### Written request:
A faithful transcription of all the data is required.
===============
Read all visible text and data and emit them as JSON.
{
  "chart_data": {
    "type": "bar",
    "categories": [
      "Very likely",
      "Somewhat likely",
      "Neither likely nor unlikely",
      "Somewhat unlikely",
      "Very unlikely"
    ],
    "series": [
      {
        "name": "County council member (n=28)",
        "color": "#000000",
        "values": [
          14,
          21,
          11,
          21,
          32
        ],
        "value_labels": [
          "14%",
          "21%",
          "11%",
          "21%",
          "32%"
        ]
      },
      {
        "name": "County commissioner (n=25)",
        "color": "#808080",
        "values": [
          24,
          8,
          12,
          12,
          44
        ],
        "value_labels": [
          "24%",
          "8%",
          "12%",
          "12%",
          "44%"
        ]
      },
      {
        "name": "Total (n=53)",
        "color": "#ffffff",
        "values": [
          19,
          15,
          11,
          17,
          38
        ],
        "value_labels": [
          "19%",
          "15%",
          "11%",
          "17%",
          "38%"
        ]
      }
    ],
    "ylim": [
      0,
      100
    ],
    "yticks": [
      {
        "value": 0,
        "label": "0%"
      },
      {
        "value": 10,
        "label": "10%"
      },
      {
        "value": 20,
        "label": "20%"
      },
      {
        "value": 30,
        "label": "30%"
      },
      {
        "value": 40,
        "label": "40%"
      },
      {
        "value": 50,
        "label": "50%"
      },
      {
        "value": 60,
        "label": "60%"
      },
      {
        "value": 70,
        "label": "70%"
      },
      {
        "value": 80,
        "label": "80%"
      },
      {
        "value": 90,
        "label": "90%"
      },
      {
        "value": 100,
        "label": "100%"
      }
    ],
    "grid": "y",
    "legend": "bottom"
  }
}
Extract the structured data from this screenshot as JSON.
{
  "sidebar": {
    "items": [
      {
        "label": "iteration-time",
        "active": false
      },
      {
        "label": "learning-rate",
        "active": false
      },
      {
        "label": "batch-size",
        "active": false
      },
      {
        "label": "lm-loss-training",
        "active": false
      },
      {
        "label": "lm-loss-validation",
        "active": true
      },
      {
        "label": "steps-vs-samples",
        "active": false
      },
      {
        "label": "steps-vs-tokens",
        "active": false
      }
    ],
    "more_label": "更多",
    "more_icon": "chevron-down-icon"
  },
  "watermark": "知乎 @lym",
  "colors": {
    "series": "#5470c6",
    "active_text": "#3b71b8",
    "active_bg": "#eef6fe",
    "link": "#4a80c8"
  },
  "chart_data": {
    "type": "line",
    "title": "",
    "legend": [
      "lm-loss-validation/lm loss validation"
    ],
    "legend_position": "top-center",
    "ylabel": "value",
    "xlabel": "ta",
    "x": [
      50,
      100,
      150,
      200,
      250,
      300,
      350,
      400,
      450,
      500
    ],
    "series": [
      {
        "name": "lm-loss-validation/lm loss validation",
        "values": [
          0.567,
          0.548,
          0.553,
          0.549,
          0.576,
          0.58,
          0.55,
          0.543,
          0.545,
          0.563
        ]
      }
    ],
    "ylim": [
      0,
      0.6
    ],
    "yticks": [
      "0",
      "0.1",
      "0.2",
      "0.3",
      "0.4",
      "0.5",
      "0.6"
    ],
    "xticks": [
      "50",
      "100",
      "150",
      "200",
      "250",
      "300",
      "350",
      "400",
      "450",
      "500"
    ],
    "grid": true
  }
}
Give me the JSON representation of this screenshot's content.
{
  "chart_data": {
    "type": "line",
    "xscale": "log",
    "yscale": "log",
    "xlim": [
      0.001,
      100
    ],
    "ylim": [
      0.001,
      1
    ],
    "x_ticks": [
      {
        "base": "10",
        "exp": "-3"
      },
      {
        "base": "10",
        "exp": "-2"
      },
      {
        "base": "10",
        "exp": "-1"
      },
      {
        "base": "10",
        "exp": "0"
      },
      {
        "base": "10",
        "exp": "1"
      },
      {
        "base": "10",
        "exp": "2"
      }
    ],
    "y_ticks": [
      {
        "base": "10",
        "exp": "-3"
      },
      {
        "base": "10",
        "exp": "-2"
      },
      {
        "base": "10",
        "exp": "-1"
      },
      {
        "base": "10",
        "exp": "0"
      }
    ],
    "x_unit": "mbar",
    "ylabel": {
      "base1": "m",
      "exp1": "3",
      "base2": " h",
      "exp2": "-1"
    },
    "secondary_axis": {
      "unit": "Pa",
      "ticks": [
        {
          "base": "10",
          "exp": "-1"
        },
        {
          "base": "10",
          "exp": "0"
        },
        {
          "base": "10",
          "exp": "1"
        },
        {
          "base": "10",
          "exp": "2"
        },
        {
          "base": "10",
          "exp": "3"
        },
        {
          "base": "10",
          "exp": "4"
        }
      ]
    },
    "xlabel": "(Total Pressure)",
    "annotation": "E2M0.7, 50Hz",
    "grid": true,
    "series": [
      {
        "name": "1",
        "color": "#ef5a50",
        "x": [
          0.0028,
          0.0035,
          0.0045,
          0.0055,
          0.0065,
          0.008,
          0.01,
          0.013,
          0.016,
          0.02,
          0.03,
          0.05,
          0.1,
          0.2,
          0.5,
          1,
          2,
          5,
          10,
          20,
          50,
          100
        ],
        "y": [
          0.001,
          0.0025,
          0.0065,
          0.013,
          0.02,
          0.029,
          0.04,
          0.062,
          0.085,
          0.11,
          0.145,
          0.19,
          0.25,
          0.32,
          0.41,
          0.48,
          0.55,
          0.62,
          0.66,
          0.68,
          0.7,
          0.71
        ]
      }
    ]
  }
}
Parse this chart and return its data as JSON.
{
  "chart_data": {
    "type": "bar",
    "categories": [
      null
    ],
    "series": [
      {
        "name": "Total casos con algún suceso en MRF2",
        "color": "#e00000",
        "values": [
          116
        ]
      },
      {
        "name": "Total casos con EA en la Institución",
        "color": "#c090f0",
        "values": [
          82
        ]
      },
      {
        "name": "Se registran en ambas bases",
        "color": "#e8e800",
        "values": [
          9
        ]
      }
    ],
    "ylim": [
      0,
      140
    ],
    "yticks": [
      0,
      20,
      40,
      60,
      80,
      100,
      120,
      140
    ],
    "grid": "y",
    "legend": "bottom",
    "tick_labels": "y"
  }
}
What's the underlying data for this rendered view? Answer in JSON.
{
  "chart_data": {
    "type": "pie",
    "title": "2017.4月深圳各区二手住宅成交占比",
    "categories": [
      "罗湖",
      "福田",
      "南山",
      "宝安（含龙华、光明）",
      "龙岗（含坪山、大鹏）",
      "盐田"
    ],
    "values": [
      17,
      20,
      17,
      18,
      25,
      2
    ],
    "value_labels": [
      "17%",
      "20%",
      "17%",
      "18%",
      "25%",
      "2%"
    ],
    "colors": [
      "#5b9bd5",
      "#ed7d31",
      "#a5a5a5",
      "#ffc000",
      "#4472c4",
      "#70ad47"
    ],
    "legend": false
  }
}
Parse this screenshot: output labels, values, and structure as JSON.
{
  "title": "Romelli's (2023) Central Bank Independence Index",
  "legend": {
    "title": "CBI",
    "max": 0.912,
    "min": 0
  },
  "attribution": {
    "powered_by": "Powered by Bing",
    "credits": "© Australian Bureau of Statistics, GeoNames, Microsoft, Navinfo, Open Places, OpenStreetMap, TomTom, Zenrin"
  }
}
===============
### The solution:
Read all visible text and data and emit them as JSON.
{
  "chart_data": {
    "type": "bar",
    "categories": [
      "Very likely",
      "Somewhat likely",
      "Neither likely nor unlikely",
      "Somewhat unlikely",
      "Very unlikely"
    ],
    "series": [
      {
        "name": "County council member (n=28)",
        "color": "#000000",
        "values": [
          14,
          21,
          11,
          21,
          32
        ],
        "value_labels": [
          "14%",
          "21%",
          "11%",
          "21%",
          "32%"
        ]
      },
      {
        "name": "County commissioner (n=25)",
        "color": "#808080",
        "values": [
          24,
          8,
          12,
          12,
          44
        ],
        "value_labels": [
          "24%",
          "8%",
          "12%",
          "12%",
          "44%"
        ]
      },
      {
        "name": "Total (n=53)",
        "color": "#ffffff",
        "values": [
          19,
          15,
          11,
          17,
          38
        ],
        "value_labels": [
          "19%",
          "15%",
          "11%",
          "17%",
          "38%"
        ]
      }
    ],
    "ylim": [
      0,
      100
    ],
    "yticks": [
      {
        "value": 0,
        "label": "0%"
      },
      {
        "value": 10,
        "label": "10%"
      },
      {
        "value": 20,
        "label": "20%"
      },
      {
        "value": 30,
        "label": "30%"
      },
      {
        "value": 40,
        "label": "40%"
      },
      {
        "value": 50,
        "label": "50%"
      },
      {
        "value": 60,
        "label": "60%"
      },
      {
        "value": 70,
        "label": "70%"
      },
      {
        "value": 80,
        "label": "80%"
      },
      {
        "value": 90,
        "label": "90%"
      },
      {
        "value": 100,
        "label": "100%"
      }
    ],
    "grid": "y",
    "legend": "bottom"
  }
}
Extract the structured data from this screenshot as JSON.
{
  "sidebar": {
    "items": [
      {
        "label": "iteration-time",
        "active": false
      },
      {
        "label": "learning-rate",
        "active": false
      },
      {
        "label": "batch-size",
        "active": false
      },
      {
        "label": "lm-loss-training",
        "active": false
      },
      {
        "label": "lm-loss-validation",
        "active": true
      },
      {
        "label": "steps-vs-samples",
        "active": false
      },
      {
        "label": "steps-vs-tokens",
        "active": false
      }
    ],
    "more_label": "更多",
    "more_icon": "chevron-down-icon"
  },
  "watermark": "知乎 @lym",
  "colors": {
    "series": "#5470c6",
    "active_text": "#3b71b8",
    "active_bg": "#eef6fe",
    "link": "#4a80c8"
  },
  "chart_data": {
    "type": "line",
    "title": "",
    "legend": [
      "lm-loss-validation/lm loss validation"
    ],
    "legend_position": "top-center",
    "ylabel": "value",
    "xlabel": "ta",
    "x": [
      50,
      100,
      150,
      200,
      250,
      300,
      350,
      400,
      450,
      500
    ],
    "series": [
      {
        "name": "lm-loss-validation/lm loss validation",
        "values": [
          0.567,
          0.548,
          0.553,
          0.549,
          0.576,
          0.58,
          0.55,
          0.543,
          0.545,
          0.563
        ]
      }
    ],
    "ylim": [
      0,
      0.6
    ],
    "yticks": [
      "0",
      "0.1",
      "0.2",
      "0.3",
      "0.4",
      "0.5",
      "0.6"
    ],
    "xticks": [
      "50",
      "100",
      "150",
      "200",
      "250",
      "300",
      "350",
      "400",
      "450",
      "500"
    ],
    "grid": true
  }
}
Give me the JSON representation of this screenshot's content.
{
  "chart_data": {
    "type": "line",
    "xscale": "log",
    "yscale": "log",
    "xlim": [
      0.001,
      100
    ],
    "ylim": [
      0.001,
      1
    ],
    "x_ticks": [
      {
        "base": "10",
        "exp": "-3"
      },
      {
        "base": "10",
        "exp": "-2"
      },
      {
        "base": "10",
        "exp": "-1"
      },
      {
        "base": "10",
        "exp": "0"
      },
      {
        "base": "10",
        "exp": "1"
      },
      {
        "base": "10",
        "exp": "2"
      }
    ],
    "y_ticks": [
      {
        "base": "10",
        "exp": "-3"
      },
      {
        "base": "10",
        "exp": "-2"
      },
      {
        "base": "10",
        "exp": "-1"
      },
      {
        "base": "10",
        "exp": "0"
      }
    ],
    "x_unit": "mbar",
    "ylabel": {
      "base1": "m",
      "exp1": "3",
      "base2": " h",
      "exp2": "-1"
    },
    "secondary_axis": {
      "unit": "Pa",
      "ticks": [
        {
          "base": "10",
          "exp": "-1"
        },
        {
          "base": "10",
          "exp": "0"
        },
        {
          "base": "10",
          "exp": "1"
        },
        {
          "base": "10",
          "exp": "2"
        },
        {
          "base": "10",
          "exp": "3"
        },
        {
          "base": "10",
          "exp": "4"
        }
      ]
    },
    "xlabel": "(Total Pressure)",
    "annotation": "E2M0.7, 50Hz",
    "grid": true,
    "series": [
      {
        "name": "1",
        "color": "#ef5a50",
        "x": [
          0.0028,
          0.0035,
          0.0045,
          0.0055,
          0.0065,
          0.008,
          0.01,
          0.013,
          0.016,
          0.02,
          0.03,
          0.05,
          0.1,
          0.2,
          0.5,
          1,
          2,
          5,
          10,
          20,
          50,
          100
        ],
        "y": [
          0.001,
          0.0025,
          0.0065,
          0.013,
          0.02,
          0.029,
          0.04,
          0.062,
          0.085,
          0.11,
          0.145,
          0.19,
          0.25,
          0.32,
          0.41,
          0.48,
          0.55,
          0.62,
          0.66,
          0.68,
          0.7,
          0.71
        ]
      }
    ]
  }
}
Parse this chart and return its data as JSON.
{
  "chart_data": {
    "type": "bar",
    "categories": [
      null
    ],
    "series": [
      {
        "name": "Total casos con algún suceso en MRF2",
        "color": "#e00000",
        "values": [
          116
        ]
      },
      {
        "name": "Total casos con EA en la Institución",
        "color": "#c090f0",
        "values": [
          82
        ]
      },
      {
        "name": "Se registran en ambas bases",
        "color": "#e8e800",
        "values": [
          9
        ]
      }
    ],
    "ylim": [
      0,
      140
    ],
    "yticks": [
      0,
      20,
      40,
      60,
      80,
      100,
      120,
      140
    ],
    "grid": "y",
    "legend": "bottom",
    "tick_labels": "y"
  }
}
What's the underlying data for this rendered view? Answer in JSON.
{
  "chart_data": {
    "type": "pie",
    "title": "2017.4月深圳各区二手住宅成交占比",
    "categories": [
      "罗湖",
      "福田",
      "南山",
      "宝安（含龙华、光明）",
      "龙岗（含坪山、大鹏）",
      "盐田"
    ],
    "values": [
      17,
      20,
      17,
      18,
      25,
      2
    ],
    "value_labels": [
      "17%",
      "20%",
      "17%",
      "18%",
      "25%",
      "2%"
    ],
    "colors": [
      "#5b9bd5",
      "#ed7d31",
      "#a5a5a5",
      "#ffc000",
      "#4472c4",
      "#70ad47"
    ],
    "legend": false
  }
}
Parse this screenshot: output labels, values, and structure as JSON.
{
  "title": "Romelli's (2023) Central Bank Independence Index",
  "legend": {
    "title": "CBI",
    "max": 0.912,
    "min": 0
  },
  "attribution": {
    "powered_by": "Powered by Bing",
    "credits": "© Australian Bureau of Statistics, GeoNames, Microsoft, Navinfo, Open Places, OpenStreetMap, TomTom, Zenrin"
  }
}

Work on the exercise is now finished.